--- Data records ---
****

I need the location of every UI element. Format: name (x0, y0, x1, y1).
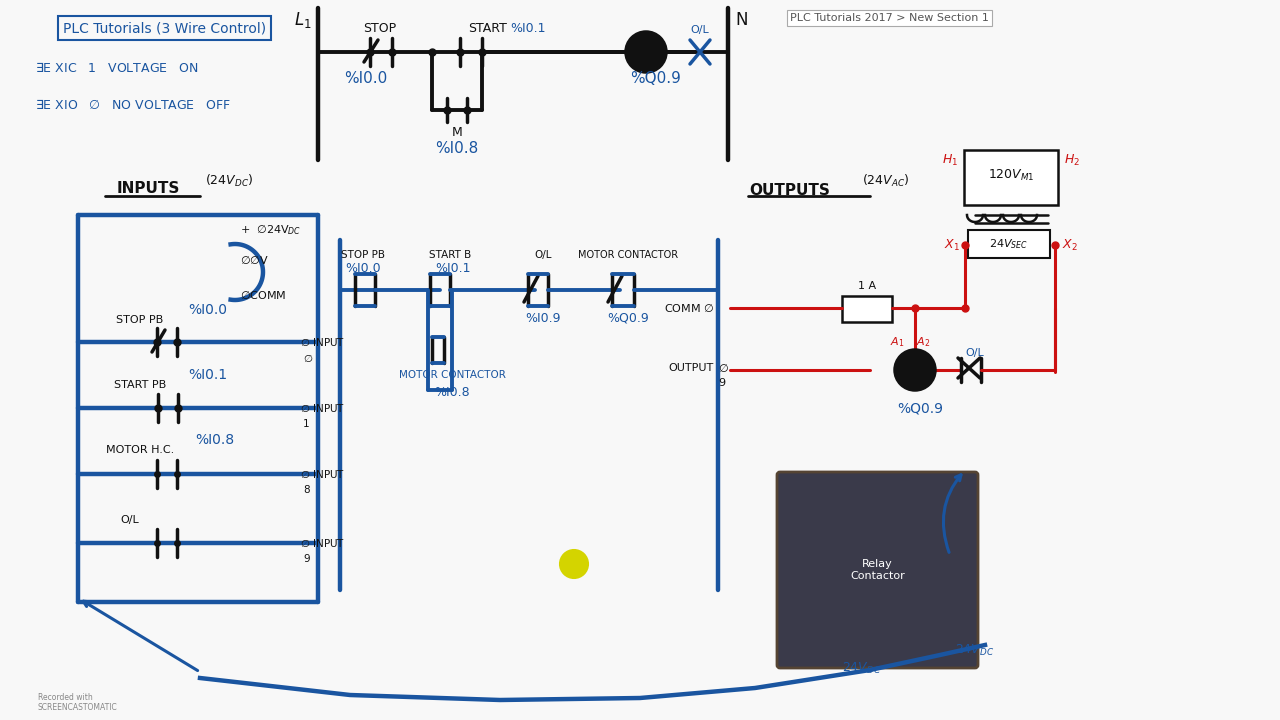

****

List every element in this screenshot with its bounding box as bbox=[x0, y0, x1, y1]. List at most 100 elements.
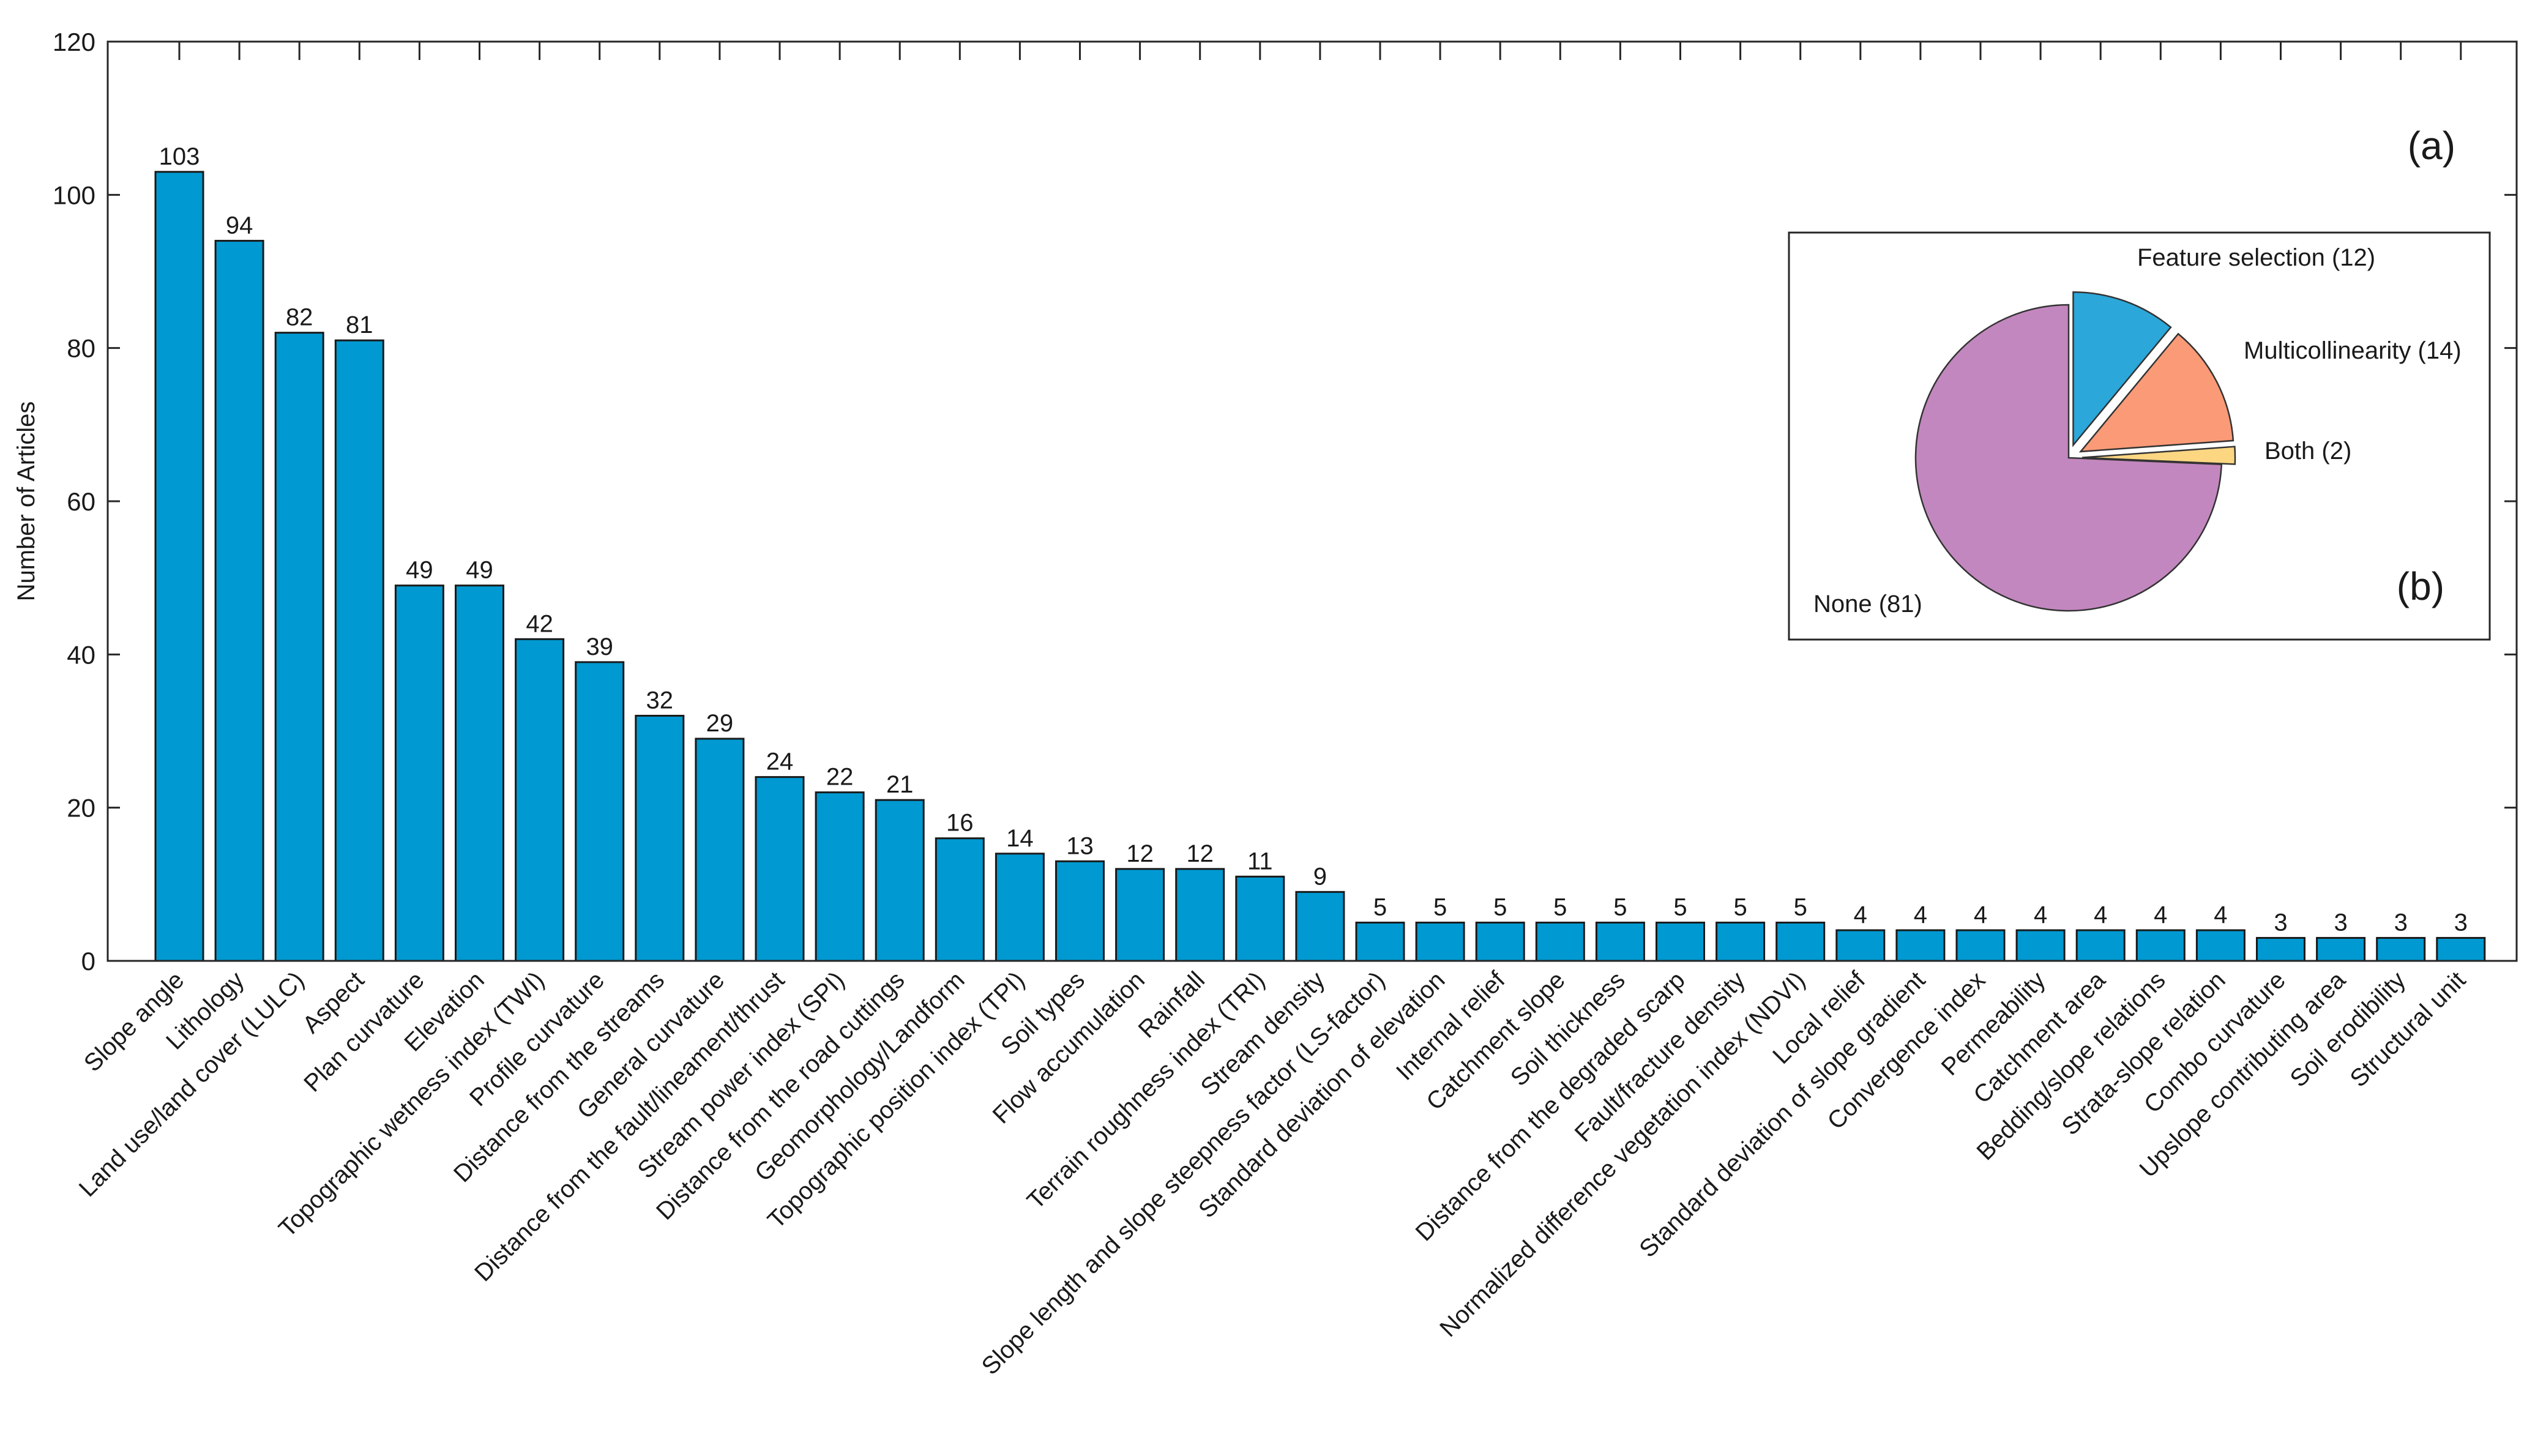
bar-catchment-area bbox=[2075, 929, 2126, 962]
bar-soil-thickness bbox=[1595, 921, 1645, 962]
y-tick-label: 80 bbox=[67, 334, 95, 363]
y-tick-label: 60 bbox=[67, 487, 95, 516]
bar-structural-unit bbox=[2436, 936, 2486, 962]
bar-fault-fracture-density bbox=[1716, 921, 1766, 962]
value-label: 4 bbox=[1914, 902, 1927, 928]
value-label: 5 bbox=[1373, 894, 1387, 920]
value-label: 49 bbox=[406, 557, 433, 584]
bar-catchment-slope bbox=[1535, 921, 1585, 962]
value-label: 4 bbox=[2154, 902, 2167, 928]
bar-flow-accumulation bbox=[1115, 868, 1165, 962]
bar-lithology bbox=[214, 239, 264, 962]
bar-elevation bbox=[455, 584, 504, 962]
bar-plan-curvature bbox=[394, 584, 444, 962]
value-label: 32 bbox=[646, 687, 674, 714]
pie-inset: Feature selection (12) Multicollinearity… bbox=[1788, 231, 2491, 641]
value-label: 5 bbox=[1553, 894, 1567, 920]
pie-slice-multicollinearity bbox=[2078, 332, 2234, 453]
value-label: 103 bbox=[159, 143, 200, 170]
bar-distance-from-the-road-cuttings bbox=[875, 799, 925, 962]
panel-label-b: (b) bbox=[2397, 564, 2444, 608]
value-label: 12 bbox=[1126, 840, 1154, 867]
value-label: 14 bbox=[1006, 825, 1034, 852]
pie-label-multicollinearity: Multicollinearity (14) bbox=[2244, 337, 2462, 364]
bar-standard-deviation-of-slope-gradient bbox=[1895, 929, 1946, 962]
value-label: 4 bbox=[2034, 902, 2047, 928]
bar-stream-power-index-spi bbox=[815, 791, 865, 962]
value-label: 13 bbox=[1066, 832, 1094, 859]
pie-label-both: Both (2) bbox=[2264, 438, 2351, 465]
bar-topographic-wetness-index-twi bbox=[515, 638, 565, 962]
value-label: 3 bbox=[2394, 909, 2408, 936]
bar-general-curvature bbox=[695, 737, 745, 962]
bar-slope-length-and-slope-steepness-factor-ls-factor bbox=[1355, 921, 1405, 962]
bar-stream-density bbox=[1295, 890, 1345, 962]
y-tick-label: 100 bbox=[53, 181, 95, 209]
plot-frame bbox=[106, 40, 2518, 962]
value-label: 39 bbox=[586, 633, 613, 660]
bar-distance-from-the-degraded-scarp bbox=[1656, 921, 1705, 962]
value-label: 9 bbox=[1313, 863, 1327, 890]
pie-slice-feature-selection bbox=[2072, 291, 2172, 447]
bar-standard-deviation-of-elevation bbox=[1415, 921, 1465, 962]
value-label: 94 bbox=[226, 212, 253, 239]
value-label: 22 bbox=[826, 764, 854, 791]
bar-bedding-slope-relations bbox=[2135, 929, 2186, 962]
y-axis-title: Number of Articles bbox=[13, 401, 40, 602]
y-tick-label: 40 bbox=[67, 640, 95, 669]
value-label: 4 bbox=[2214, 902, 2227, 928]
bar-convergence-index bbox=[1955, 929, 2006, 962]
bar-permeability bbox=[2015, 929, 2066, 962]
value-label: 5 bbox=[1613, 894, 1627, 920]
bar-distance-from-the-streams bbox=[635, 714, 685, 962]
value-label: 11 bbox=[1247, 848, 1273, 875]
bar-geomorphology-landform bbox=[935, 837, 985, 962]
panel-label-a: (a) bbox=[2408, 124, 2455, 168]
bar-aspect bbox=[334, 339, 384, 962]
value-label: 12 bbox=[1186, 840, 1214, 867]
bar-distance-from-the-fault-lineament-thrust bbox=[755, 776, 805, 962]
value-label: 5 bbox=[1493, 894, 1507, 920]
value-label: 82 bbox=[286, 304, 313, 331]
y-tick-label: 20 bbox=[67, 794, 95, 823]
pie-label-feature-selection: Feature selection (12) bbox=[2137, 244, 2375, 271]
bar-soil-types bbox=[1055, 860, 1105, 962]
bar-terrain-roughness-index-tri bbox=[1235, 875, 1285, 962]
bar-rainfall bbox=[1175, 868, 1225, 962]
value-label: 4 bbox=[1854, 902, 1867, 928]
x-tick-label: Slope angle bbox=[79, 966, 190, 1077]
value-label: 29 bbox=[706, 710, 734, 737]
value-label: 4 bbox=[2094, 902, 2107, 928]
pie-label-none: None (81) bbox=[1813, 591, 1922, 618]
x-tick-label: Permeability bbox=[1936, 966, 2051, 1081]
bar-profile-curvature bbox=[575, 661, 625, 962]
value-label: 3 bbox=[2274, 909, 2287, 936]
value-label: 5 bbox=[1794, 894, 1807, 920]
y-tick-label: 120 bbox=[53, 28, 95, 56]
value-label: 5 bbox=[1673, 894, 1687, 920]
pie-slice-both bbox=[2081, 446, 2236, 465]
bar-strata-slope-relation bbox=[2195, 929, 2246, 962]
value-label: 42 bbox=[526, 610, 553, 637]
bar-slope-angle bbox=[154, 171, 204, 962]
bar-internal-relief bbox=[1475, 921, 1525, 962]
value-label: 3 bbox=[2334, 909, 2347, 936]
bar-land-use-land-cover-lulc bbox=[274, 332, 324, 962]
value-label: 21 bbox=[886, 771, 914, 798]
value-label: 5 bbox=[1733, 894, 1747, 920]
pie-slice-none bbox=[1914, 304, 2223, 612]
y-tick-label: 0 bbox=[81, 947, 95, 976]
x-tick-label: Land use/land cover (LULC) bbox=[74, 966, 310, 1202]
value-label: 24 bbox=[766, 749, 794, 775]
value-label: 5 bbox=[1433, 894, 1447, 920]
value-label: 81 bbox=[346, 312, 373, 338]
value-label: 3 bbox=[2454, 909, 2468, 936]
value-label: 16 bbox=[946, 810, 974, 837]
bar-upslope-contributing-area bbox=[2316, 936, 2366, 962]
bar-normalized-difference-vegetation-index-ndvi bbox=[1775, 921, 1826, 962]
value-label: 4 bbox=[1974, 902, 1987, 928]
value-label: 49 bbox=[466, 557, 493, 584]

****

--- Set problem ---
Select and copy every line of the material above that contains the string "density". Matching is case-sensitive.

--- Correct answer ---
bar-fault-fracture-density bbox=[1716, 921, 1766, 962]
bar-stream-density bbox=[1295, 890, 1345, 962]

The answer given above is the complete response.